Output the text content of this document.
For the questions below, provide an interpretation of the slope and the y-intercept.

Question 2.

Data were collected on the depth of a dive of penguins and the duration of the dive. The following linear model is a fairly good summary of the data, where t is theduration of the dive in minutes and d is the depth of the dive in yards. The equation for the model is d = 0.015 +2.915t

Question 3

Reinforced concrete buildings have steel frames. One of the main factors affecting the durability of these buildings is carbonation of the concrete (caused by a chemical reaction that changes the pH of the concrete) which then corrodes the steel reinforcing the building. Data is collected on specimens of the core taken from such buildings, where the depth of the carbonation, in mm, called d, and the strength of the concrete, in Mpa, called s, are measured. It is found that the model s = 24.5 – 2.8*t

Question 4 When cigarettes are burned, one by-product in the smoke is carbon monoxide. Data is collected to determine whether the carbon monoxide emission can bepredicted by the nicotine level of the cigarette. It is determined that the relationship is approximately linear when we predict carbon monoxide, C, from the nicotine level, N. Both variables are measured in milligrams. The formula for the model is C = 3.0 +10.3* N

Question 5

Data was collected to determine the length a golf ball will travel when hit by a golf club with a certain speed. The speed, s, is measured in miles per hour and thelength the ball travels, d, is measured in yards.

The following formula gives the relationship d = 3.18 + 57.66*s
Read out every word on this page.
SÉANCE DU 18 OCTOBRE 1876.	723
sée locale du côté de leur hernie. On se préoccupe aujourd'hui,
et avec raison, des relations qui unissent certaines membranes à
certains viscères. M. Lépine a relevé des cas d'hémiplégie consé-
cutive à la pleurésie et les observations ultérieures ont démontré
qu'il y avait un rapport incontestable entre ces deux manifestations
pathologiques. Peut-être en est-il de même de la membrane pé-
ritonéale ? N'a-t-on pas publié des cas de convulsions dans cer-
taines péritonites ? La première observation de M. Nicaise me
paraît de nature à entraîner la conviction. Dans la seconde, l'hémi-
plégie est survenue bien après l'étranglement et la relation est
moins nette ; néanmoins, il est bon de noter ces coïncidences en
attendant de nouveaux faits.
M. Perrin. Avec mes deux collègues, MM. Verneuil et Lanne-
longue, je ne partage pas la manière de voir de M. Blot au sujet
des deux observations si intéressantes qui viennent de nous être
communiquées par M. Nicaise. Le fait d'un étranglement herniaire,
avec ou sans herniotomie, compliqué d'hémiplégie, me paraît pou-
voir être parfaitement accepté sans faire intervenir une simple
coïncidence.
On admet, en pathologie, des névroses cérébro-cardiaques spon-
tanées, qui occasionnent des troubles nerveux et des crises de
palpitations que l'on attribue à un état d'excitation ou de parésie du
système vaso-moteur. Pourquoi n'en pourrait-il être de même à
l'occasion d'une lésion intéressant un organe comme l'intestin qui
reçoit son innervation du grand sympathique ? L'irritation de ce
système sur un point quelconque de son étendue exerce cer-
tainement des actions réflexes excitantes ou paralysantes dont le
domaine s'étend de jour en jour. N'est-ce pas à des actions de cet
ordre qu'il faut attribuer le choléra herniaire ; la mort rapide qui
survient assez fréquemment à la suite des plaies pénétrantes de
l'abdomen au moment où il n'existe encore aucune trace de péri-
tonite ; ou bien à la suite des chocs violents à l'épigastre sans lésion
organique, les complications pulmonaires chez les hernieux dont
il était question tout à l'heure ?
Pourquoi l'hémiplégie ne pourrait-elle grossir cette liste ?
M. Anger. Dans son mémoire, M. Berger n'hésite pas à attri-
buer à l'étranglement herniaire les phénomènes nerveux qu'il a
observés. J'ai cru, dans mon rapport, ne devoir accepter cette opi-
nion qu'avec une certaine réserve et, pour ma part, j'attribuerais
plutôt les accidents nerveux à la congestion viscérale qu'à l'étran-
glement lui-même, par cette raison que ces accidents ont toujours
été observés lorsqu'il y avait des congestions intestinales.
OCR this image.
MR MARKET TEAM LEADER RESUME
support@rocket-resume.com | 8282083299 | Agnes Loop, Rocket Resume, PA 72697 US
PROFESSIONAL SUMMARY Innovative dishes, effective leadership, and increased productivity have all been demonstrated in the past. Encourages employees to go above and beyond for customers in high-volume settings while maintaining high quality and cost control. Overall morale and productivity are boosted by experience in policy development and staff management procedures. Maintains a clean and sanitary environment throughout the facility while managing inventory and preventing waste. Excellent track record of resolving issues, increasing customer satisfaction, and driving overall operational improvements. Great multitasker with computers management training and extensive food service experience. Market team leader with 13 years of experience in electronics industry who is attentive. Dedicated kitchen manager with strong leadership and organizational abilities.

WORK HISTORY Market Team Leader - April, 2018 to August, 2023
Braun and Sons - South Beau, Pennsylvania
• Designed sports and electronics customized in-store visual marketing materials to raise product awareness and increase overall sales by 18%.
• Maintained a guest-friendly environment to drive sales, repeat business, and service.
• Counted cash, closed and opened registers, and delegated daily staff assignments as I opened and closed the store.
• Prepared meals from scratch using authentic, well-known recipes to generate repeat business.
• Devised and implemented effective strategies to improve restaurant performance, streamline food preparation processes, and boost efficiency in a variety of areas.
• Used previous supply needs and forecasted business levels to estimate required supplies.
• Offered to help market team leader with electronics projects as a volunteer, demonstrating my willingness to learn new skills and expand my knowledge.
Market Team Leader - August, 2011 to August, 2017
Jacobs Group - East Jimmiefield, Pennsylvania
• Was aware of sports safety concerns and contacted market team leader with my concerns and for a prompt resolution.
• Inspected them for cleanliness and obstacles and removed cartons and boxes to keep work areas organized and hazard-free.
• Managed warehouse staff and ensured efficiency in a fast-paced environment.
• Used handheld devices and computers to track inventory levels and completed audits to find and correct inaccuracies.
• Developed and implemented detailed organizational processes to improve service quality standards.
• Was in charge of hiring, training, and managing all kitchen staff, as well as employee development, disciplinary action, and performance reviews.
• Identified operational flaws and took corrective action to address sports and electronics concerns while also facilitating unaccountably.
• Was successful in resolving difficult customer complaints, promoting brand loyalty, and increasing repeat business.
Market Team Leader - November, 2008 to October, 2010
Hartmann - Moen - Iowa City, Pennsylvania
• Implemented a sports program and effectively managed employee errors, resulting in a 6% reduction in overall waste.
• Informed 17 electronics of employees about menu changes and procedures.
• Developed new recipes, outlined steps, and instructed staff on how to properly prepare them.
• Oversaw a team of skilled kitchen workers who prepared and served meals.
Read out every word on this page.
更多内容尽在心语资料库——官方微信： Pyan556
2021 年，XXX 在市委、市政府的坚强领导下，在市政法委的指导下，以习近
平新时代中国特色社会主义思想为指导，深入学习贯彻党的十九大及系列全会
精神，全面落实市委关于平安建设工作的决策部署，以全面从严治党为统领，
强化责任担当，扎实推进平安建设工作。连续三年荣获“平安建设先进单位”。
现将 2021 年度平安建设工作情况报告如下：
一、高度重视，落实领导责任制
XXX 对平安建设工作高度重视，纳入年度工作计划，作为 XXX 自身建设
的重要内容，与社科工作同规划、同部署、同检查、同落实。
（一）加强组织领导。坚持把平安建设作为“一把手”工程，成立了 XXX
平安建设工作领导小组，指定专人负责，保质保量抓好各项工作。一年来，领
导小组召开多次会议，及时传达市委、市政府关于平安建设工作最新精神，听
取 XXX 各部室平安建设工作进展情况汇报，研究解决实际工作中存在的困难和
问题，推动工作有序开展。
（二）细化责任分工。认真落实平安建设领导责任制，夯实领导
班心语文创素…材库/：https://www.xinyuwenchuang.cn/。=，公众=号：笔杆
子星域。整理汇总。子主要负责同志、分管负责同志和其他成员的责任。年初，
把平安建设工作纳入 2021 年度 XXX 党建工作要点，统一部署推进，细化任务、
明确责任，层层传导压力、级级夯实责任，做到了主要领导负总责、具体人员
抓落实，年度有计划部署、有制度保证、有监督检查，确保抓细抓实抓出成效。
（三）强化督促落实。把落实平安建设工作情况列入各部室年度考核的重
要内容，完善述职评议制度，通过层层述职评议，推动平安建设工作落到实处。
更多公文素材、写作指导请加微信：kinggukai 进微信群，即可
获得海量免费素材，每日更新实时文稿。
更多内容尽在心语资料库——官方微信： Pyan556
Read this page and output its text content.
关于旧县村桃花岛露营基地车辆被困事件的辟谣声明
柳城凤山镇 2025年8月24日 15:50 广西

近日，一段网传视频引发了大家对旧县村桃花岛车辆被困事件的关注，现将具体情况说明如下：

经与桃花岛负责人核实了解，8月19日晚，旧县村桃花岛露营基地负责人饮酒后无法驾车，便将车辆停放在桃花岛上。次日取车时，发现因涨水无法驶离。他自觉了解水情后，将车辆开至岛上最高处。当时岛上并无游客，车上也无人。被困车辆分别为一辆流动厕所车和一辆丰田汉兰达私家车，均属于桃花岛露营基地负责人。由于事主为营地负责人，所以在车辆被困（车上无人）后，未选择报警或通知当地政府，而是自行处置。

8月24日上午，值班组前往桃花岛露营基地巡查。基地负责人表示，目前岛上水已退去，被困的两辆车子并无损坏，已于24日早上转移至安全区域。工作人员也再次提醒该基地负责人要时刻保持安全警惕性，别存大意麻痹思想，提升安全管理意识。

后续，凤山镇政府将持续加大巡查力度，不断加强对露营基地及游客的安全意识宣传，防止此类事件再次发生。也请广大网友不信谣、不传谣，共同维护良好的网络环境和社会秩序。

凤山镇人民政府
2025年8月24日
+++++
■ TASK TO COMPLETE ■
Show the lines of the records that include the string "pourrait".

■ SOLUTION BELOW ■
système vaso-moteur. Pourquoi n'en pourrait-il être de même à
Pourquoi l'hémiplégie ne pourrait-elle grossir cette liste ?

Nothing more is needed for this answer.